Copy every line of the data that contains the string "Maximum".

**** Input

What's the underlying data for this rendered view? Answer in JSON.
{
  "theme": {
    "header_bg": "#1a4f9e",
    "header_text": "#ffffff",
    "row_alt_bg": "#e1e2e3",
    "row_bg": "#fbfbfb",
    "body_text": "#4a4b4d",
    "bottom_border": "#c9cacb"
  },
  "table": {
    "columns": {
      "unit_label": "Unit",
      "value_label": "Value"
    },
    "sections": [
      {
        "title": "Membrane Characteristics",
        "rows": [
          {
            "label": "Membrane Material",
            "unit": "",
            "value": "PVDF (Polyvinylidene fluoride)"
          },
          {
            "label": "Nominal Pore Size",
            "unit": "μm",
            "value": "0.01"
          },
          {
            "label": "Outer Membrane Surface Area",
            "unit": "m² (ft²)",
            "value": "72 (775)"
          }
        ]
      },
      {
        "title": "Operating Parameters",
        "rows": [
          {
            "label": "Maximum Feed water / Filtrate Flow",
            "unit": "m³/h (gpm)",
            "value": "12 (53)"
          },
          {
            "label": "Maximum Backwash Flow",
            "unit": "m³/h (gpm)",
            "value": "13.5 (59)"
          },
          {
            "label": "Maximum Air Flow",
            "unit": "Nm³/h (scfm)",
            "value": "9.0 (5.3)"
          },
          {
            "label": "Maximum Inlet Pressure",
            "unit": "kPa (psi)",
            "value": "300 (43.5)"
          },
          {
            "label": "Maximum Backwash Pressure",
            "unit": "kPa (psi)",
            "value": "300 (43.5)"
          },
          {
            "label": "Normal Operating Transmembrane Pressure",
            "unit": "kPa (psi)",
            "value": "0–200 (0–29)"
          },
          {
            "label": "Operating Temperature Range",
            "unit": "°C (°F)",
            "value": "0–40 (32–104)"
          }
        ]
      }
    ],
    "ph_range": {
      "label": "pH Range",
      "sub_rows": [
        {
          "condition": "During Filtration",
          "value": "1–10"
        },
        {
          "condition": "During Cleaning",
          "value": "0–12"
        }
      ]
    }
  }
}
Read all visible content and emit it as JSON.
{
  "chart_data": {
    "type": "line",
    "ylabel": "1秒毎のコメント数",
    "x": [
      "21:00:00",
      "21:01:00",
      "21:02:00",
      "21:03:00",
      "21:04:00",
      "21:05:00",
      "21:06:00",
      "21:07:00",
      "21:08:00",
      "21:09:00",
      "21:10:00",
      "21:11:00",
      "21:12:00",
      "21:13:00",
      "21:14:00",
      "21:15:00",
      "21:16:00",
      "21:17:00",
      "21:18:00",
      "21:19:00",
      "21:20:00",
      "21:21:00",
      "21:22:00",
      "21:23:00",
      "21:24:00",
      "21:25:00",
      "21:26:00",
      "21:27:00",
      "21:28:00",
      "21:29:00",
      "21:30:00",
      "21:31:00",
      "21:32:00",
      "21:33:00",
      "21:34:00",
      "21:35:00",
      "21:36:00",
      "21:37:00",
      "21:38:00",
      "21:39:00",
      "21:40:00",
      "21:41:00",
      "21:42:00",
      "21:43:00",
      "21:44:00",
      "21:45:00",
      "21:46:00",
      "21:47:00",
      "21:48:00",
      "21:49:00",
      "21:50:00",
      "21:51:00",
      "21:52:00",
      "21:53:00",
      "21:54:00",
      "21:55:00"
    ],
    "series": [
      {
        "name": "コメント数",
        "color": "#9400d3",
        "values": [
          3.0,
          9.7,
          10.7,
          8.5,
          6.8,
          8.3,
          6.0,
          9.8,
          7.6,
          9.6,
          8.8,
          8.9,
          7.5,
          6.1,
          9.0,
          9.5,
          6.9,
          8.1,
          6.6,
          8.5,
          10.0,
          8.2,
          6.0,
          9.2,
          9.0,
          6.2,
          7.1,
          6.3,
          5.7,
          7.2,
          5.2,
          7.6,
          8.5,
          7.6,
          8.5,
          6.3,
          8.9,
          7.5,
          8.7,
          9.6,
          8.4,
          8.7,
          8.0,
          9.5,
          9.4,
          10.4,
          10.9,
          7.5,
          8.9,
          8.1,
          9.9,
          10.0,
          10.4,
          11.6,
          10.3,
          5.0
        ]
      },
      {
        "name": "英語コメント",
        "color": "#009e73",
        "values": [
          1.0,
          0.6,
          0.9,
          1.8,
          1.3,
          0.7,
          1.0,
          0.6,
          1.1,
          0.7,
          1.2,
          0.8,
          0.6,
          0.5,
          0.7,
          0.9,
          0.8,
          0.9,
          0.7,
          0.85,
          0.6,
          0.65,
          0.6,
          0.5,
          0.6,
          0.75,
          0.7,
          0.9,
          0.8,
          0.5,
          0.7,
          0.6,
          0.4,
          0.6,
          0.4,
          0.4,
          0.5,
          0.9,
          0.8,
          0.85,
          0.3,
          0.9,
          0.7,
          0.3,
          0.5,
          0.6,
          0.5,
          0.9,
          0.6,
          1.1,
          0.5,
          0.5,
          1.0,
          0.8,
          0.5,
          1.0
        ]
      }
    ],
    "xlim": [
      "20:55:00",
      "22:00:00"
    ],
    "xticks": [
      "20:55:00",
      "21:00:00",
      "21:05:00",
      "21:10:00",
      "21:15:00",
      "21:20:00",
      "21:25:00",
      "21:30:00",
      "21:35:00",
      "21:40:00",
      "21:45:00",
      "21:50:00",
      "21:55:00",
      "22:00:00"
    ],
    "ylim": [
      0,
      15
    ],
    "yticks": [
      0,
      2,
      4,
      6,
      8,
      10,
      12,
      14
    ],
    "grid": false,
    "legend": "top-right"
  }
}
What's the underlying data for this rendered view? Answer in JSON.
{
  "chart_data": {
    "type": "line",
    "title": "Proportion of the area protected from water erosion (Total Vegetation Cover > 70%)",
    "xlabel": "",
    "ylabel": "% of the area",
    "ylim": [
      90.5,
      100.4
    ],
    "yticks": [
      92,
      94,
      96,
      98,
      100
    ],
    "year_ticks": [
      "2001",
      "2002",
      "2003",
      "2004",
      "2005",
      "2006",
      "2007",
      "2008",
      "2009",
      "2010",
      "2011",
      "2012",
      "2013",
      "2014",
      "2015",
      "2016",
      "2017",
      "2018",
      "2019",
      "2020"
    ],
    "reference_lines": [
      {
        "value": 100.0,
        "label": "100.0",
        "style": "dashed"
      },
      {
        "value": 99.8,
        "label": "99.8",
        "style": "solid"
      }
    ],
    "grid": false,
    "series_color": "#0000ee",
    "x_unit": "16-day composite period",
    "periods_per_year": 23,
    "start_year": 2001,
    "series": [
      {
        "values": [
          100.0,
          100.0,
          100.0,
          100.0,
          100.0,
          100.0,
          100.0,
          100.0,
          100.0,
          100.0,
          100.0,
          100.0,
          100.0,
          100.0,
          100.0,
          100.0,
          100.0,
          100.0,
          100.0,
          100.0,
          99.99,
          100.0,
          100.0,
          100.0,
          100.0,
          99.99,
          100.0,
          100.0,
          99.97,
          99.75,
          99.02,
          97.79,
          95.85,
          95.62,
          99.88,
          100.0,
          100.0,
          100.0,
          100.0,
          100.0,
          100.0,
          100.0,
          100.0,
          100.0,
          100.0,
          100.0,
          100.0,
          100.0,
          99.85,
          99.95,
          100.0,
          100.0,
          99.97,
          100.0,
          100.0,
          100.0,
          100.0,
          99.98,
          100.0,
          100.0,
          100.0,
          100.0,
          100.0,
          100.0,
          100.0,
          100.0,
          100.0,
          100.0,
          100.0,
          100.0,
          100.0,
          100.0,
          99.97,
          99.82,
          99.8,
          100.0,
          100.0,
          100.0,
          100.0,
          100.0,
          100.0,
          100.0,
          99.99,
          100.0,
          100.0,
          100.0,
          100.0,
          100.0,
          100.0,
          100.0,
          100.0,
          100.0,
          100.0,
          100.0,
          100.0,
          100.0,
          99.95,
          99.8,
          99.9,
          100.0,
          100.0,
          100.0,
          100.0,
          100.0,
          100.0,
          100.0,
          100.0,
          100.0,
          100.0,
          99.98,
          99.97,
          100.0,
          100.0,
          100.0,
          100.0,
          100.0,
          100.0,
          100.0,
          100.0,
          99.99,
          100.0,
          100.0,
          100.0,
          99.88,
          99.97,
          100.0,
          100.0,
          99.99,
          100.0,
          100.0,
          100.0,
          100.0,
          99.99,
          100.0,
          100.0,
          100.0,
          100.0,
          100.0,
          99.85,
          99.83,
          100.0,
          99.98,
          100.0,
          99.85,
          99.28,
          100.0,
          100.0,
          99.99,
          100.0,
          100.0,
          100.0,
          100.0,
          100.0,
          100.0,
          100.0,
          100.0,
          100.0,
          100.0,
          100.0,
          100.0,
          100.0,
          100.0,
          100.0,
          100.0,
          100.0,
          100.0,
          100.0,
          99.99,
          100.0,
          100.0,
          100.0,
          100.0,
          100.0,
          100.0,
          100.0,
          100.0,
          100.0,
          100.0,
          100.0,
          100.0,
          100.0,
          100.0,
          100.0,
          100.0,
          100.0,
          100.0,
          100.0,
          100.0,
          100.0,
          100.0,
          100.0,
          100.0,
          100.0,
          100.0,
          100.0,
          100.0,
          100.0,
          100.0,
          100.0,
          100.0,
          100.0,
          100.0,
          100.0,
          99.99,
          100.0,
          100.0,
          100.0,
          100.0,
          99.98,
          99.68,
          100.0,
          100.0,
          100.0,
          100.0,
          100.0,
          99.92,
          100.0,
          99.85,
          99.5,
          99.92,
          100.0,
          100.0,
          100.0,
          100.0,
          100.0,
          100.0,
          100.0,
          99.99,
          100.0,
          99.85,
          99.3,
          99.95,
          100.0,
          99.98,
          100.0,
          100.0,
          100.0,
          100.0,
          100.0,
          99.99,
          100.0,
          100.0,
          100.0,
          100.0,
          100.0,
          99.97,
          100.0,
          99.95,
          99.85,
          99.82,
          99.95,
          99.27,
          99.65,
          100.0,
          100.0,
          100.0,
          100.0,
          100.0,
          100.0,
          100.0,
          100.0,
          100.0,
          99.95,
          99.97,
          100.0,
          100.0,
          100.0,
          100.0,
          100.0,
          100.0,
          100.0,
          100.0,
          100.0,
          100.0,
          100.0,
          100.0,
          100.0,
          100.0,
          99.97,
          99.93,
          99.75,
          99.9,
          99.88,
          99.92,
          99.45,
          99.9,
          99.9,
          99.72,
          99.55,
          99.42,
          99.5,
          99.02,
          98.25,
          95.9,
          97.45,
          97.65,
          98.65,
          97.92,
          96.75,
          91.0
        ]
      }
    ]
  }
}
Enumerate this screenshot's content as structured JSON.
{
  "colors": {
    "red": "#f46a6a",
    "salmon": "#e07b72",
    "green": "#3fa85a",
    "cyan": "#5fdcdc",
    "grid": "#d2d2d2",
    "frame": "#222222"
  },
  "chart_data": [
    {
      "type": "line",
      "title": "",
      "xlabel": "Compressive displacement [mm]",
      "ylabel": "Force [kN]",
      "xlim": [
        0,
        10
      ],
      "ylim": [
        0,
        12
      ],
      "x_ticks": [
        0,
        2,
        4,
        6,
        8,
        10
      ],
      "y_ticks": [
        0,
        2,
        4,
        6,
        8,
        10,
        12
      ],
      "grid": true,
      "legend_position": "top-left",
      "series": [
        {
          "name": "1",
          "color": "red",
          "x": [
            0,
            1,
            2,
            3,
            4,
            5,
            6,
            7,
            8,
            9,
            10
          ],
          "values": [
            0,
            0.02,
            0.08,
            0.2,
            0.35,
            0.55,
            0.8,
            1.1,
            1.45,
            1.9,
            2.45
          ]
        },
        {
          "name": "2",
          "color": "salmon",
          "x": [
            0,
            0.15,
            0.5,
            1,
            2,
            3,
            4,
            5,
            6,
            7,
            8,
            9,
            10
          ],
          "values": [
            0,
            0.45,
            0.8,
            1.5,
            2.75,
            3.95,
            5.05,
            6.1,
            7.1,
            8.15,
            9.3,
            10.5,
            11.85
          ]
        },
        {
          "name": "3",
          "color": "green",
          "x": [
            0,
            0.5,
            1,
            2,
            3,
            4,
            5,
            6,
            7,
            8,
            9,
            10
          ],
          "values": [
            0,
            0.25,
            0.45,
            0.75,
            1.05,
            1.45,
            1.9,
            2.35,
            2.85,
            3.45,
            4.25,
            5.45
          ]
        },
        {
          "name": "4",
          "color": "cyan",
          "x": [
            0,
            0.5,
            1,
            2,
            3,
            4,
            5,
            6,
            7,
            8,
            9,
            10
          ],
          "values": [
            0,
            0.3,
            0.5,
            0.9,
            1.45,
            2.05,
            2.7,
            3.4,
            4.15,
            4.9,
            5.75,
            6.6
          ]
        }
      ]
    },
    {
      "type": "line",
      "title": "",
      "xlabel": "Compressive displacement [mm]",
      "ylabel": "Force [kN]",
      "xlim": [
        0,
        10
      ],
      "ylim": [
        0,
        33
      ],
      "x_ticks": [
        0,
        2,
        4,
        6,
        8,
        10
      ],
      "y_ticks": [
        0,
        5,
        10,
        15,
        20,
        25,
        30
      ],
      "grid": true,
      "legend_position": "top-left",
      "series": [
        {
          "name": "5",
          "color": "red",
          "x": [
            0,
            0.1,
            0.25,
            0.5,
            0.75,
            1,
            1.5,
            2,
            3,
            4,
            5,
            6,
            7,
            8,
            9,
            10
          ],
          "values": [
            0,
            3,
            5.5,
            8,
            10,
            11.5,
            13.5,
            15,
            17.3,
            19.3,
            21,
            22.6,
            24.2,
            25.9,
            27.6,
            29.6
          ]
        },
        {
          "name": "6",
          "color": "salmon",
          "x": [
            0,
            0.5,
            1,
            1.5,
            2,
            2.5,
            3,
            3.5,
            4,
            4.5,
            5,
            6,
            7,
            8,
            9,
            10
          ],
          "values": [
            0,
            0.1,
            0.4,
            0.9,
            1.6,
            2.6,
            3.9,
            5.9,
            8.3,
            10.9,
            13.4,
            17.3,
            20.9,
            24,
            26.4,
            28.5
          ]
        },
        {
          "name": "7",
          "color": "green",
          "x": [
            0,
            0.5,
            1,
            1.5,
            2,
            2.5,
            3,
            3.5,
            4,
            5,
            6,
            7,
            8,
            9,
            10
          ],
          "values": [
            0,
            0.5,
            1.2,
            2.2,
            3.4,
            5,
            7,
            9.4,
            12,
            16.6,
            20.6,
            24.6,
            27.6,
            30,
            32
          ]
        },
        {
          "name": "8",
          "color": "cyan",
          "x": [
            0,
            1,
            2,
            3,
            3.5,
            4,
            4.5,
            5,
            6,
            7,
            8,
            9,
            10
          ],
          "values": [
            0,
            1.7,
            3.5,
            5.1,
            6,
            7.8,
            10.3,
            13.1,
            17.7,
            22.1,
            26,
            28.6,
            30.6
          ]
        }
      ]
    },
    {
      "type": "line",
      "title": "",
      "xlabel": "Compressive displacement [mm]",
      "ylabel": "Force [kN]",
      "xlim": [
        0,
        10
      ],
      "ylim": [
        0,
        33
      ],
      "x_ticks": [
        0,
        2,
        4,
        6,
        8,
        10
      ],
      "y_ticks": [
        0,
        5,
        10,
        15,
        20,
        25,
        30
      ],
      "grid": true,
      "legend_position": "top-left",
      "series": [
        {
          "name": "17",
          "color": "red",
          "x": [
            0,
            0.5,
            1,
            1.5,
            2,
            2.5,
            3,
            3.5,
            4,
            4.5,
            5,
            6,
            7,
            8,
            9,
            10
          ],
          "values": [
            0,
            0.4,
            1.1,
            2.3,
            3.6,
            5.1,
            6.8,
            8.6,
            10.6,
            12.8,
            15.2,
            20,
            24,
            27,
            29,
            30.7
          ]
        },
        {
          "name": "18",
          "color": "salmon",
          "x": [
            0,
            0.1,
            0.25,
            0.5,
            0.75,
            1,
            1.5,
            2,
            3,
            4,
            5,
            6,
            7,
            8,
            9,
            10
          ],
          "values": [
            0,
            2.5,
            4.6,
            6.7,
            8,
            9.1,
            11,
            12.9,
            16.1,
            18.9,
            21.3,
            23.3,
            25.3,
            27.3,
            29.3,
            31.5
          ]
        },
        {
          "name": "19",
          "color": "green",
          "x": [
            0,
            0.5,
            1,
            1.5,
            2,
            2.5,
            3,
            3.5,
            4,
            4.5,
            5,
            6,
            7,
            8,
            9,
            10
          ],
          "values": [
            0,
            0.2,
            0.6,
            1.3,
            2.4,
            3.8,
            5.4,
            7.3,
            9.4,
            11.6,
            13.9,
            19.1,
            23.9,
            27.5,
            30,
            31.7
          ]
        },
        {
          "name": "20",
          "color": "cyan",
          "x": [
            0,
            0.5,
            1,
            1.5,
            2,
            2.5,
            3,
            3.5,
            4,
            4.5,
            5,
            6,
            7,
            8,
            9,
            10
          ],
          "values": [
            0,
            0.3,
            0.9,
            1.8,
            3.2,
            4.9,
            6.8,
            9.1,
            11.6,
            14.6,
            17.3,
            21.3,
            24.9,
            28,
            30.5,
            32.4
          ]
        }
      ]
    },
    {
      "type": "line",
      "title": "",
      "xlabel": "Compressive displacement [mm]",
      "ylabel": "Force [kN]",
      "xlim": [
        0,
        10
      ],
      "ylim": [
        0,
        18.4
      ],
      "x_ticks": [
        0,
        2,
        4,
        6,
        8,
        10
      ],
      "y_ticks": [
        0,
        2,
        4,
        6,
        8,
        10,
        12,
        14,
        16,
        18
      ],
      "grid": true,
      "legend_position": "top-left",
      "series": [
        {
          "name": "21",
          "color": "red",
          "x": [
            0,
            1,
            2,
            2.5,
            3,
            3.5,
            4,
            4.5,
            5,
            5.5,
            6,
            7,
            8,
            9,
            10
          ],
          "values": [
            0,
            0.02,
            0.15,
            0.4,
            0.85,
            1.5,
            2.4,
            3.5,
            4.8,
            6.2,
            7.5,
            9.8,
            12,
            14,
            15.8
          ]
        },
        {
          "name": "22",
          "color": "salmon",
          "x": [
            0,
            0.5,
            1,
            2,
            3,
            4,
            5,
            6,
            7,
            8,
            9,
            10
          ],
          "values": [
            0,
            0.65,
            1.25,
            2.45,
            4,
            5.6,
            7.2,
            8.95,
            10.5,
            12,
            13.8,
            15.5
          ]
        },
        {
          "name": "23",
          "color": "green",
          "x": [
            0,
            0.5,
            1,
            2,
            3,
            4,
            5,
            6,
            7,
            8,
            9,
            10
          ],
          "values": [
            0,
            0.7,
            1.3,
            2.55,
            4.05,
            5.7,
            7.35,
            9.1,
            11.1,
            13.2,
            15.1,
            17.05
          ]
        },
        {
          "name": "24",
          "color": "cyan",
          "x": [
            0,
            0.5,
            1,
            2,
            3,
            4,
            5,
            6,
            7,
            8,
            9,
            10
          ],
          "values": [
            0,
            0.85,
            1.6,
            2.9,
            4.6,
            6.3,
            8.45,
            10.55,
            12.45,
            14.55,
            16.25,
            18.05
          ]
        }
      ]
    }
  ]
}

********

▸ Correct answer
            "label": "Maximum Feed water / Filtrate Flow",
            "label": "Maximum Backwash Flow",
            "label": "Maximum Air Flow",
            "label": "Maximum Inlet Pressure",
            "label": "Maximum Backwash Pressure",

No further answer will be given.